* Your goal: Which of the lines in the data below contain the string "JSON"? Copy each of them.

* Provided entries:
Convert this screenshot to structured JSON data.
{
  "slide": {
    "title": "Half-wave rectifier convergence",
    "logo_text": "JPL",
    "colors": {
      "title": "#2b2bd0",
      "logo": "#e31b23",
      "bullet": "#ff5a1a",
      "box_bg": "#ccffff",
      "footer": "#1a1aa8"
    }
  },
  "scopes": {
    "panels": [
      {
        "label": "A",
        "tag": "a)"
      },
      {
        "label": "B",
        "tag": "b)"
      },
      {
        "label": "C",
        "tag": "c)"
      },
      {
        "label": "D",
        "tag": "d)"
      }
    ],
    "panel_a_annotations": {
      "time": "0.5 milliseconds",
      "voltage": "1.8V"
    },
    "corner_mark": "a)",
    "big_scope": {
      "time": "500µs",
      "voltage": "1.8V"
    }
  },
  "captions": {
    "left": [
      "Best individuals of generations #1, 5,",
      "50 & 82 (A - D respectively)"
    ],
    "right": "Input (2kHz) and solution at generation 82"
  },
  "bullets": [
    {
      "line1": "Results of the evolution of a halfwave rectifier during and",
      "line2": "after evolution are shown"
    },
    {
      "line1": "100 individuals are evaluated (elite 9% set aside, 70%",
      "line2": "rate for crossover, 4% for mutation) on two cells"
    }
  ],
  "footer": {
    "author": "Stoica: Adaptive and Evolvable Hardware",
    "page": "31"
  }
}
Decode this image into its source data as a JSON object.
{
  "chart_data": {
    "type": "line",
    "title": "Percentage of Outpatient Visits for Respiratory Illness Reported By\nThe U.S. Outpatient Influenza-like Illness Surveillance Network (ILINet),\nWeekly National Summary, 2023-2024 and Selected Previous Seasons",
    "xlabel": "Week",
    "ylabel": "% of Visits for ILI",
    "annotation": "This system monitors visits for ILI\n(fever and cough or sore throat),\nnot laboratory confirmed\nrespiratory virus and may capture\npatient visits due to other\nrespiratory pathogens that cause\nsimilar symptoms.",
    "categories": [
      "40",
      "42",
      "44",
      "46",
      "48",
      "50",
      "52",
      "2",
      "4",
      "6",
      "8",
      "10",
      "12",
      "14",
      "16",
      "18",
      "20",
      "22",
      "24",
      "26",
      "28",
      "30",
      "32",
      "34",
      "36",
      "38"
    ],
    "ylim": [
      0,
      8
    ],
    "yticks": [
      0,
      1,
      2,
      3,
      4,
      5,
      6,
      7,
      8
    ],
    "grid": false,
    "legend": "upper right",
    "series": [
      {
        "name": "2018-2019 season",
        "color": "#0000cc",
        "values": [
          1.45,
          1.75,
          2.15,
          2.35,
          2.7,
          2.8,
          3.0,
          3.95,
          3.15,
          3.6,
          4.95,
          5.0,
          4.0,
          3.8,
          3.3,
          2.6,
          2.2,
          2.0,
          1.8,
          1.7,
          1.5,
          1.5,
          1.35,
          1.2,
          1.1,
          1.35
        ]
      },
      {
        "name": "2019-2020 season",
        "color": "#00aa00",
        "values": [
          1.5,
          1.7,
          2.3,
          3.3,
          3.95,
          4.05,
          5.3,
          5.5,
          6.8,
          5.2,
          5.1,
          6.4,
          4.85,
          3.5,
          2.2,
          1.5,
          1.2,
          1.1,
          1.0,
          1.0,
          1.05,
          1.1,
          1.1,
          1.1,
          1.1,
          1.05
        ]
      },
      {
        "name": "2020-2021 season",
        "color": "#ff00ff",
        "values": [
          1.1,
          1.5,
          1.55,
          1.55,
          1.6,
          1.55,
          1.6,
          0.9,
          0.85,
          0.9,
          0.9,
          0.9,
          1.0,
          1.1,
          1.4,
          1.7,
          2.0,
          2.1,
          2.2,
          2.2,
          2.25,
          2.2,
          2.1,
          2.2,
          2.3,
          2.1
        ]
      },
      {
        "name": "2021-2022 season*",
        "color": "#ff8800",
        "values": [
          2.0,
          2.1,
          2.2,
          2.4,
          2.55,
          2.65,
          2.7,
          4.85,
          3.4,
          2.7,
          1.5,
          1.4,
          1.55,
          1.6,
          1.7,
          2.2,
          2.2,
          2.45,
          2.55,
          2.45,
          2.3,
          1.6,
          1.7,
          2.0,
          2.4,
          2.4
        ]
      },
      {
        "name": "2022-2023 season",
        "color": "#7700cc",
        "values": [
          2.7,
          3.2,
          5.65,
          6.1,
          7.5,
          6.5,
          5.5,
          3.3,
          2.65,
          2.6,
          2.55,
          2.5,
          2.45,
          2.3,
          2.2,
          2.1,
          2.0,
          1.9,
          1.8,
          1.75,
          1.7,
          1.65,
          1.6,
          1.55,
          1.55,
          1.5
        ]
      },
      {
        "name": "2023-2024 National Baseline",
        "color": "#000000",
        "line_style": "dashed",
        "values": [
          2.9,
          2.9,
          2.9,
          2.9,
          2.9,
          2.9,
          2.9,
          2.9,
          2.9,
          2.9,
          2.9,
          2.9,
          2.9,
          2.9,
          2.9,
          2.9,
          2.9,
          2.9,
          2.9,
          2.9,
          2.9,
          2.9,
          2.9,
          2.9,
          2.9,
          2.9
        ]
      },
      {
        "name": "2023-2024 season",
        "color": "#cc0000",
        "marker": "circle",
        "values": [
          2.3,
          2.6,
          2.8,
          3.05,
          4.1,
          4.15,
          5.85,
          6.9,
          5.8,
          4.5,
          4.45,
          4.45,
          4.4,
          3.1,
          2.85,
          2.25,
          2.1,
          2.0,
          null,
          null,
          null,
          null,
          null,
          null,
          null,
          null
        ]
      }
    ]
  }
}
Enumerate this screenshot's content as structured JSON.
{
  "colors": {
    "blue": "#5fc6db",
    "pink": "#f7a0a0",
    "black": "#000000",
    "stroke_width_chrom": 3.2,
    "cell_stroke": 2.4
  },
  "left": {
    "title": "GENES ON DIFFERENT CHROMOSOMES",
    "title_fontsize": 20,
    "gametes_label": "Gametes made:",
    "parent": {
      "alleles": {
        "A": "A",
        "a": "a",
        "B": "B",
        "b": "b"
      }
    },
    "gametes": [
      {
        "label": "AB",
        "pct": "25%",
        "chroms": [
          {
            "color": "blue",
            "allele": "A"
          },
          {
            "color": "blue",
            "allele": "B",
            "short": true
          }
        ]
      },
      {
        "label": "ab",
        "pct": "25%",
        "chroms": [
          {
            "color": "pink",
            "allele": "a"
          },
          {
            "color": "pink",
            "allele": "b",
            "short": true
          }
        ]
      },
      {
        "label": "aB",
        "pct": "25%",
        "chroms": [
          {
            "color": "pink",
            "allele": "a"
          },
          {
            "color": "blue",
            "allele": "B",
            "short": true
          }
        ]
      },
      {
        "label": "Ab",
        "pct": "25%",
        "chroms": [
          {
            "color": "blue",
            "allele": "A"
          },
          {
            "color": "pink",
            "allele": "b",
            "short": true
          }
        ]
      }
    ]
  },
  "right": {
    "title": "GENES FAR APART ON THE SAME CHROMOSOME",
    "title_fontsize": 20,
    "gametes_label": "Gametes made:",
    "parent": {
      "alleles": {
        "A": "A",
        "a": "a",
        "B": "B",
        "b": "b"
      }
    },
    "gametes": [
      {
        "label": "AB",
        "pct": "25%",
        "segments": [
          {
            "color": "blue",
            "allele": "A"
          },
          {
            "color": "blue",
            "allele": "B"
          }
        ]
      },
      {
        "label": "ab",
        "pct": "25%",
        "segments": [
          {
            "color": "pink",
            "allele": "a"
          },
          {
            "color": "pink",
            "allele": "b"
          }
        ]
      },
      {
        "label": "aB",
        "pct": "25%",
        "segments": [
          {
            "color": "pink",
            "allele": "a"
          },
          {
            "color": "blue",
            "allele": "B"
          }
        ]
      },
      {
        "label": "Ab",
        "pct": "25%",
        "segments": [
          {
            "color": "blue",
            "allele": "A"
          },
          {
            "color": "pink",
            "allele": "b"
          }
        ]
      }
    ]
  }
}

* Expected output:
Convert this screenshot to structured JSON data.
Decode this image into its source data as a JSON object.
Enumerate this screenshot's content as structured JSON.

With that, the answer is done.